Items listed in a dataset
*****

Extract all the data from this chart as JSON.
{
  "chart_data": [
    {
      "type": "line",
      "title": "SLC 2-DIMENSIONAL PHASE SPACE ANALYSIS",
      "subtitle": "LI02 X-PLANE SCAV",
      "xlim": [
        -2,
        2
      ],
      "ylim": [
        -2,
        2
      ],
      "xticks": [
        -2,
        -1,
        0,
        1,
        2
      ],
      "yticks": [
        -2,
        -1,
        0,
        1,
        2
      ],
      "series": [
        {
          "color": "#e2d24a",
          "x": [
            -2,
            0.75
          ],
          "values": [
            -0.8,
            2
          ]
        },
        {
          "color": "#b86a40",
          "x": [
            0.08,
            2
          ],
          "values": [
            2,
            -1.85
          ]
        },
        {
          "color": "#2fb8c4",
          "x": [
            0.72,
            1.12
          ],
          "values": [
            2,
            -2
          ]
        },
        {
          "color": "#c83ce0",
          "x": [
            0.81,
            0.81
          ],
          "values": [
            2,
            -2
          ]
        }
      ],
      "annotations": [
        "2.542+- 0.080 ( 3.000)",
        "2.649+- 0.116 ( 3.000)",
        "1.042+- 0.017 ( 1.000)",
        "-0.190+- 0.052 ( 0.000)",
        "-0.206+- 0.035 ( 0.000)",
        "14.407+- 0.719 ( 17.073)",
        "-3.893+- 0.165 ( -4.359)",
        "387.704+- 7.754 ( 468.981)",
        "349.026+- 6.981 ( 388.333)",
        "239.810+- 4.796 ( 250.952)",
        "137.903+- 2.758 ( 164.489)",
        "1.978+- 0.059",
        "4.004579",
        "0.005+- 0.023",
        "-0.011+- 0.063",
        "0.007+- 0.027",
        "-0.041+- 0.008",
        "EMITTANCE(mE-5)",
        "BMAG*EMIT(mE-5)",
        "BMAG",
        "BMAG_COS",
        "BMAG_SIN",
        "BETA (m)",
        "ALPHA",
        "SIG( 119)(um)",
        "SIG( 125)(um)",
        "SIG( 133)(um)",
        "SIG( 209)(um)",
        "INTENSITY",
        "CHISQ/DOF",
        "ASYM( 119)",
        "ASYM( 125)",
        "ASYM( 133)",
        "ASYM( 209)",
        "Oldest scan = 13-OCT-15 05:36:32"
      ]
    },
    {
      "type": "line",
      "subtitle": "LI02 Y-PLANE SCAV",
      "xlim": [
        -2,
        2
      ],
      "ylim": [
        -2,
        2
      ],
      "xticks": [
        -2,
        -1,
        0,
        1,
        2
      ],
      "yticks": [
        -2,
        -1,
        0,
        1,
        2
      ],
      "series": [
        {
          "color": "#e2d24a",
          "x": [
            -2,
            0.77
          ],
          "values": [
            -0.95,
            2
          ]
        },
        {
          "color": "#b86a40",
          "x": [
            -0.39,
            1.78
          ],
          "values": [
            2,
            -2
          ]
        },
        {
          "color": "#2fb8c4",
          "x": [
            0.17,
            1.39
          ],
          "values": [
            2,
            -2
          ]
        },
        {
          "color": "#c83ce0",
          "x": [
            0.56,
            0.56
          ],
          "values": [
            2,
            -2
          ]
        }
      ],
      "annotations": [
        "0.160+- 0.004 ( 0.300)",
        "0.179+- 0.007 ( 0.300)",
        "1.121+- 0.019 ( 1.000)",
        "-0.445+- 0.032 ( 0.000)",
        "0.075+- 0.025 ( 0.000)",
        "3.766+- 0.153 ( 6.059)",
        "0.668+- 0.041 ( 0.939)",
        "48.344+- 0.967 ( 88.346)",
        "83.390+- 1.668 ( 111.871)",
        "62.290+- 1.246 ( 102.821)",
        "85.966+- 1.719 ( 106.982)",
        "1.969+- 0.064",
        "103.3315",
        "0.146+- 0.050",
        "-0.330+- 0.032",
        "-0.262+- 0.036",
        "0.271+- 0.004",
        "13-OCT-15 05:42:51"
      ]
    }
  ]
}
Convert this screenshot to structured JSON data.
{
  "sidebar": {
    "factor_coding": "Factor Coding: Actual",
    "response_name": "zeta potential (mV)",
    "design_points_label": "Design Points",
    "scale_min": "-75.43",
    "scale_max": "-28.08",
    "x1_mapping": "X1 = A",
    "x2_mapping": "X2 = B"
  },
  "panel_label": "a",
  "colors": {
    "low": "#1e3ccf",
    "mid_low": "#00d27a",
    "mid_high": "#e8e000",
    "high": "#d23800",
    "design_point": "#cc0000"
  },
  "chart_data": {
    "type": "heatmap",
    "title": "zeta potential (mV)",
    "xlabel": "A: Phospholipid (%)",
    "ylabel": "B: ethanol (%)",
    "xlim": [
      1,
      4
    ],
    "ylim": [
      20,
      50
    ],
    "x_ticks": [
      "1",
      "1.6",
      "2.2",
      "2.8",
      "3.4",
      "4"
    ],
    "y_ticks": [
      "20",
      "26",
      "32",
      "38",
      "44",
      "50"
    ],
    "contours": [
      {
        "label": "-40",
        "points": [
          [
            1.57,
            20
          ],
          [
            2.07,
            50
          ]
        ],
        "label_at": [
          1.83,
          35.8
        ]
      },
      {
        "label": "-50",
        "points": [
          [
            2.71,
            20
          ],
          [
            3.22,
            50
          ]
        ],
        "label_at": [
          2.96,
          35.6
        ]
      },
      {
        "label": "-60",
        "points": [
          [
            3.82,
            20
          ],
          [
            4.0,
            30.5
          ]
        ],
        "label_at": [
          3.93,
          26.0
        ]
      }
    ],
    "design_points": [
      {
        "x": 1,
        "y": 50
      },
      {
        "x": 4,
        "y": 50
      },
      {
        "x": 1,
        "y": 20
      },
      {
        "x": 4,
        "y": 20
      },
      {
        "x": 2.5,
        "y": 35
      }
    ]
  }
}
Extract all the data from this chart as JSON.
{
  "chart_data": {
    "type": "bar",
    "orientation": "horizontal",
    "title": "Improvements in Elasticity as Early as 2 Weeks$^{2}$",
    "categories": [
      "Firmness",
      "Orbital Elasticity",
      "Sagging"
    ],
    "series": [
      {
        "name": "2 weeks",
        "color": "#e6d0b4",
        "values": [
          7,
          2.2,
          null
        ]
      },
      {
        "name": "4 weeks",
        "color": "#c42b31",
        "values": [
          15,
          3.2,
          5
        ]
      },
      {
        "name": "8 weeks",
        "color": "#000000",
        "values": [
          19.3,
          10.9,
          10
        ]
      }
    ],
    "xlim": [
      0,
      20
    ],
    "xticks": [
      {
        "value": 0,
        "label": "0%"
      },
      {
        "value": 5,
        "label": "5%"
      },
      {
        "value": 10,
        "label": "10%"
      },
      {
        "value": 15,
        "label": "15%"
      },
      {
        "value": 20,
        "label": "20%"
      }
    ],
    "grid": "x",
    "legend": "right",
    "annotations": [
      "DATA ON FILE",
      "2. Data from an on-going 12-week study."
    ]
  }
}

*****

## Your task:
Among the entries above, identify all lines with "type" and copy them.

## Full solution:
      "type": "line",
      "type": "line",
    "type": "heatmap",
    "type": "bar",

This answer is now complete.